* **Aim of the task**:
Below is a block of data; give all of it again word for word.

======== Dataset rows ========

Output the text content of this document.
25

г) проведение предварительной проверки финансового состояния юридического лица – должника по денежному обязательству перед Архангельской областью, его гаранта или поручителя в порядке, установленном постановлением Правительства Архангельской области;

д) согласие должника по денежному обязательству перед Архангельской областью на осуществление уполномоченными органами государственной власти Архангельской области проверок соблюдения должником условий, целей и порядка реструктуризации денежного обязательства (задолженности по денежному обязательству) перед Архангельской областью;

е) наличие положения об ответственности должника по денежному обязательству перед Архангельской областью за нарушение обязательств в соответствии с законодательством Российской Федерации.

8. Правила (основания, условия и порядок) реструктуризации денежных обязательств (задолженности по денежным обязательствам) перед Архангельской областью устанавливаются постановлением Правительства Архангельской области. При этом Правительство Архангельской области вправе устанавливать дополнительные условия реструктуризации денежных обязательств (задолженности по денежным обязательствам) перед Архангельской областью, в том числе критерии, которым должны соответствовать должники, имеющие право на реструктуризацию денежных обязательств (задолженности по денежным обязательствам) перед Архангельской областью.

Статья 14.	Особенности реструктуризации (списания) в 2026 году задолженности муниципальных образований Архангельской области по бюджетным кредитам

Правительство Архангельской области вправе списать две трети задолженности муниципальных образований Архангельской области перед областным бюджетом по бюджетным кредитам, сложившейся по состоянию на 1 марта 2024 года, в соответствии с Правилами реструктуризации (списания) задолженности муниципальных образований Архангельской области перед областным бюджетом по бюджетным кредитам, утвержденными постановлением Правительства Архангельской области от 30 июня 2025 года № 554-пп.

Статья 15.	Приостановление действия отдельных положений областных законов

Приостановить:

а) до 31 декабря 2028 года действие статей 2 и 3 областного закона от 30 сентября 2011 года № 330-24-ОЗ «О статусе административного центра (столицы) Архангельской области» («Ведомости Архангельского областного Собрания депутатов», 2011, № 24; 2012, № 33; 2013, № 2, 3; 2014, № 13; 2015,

========

* **Result of the task**:
Output the text content of this document.
25

г) проведение предварительной проверки финансового состояния юридического лица – должника по денежному обязательству перед Архангельской областью, его гаранта или поручителя в порядке, установленном постановлением Правительства Архангельской области;

д) согласие должника по денежному обязательству перед Архангельской областью на осуществление уполномоченными органами государственной власти Архангельской области проверок соблюдения должником условий, целей и порядка реструктуризации денежного обязательства (задолженности по денежному обязательству) перед Архангельской областью;

е) наличие положения об ответственности должника по денежному обязательству перед Архангельской областью за нарушение обязательств в соответствии с законодательством Российской Федерации.

8. Правила (основания, условия и порядок) реструктуризации денежных обязательств (задолженности по денежным обязательствам) перед Архангельской областью устанавливаются постановлением Правительства Архангельской области. При этом Правительство Архангельской области вправе устанавливать дополнительные условия реструктуризации денежных обязательств (задолженности по денежным обязательствам) перед Архангельской областью, в том числе критерии, которым должны соответствовать должники, имеющие право на реструктуризацию денежных обязательств (задолженности по денежным обязательствам) перед Архангельской областью.

Статья 14.	Особенности реструктуризации (списания) в 2026 году задолженности муниципальных образований Архангельской области по бюджетным кредитам

Правительство Архангельской области вправе списать две трети задолженности муниципальных образований Архангельской области перед областным бюджетом по бюджетным кредитам, сложившейся по состоянию на 1 марта 2024 года, в соответствии с Правилами реструктуризации (списания) задолженности муниципальных образований Архангельской области перед областным бюджетом по бюджетным кредитам, утвержденными постановлением Правительства Архангельской области от 30 июня 2025 года № 554-пп.

Статья 15.	Приостановление действия отдельных положений областных законов

Приостановить:

а) до 31 декабря 2028 года действие статей 2 и 3 областного закона от 30 сентября 2011 года № 330-24-ОЗ «О статусе административного центра (столицы) Архангельской области» («Ведомости Архангельского областного Собрания депутатов», 2011, № 24; 2012, № 33; 2013, № 2, 3; 2014, № 13; 2015,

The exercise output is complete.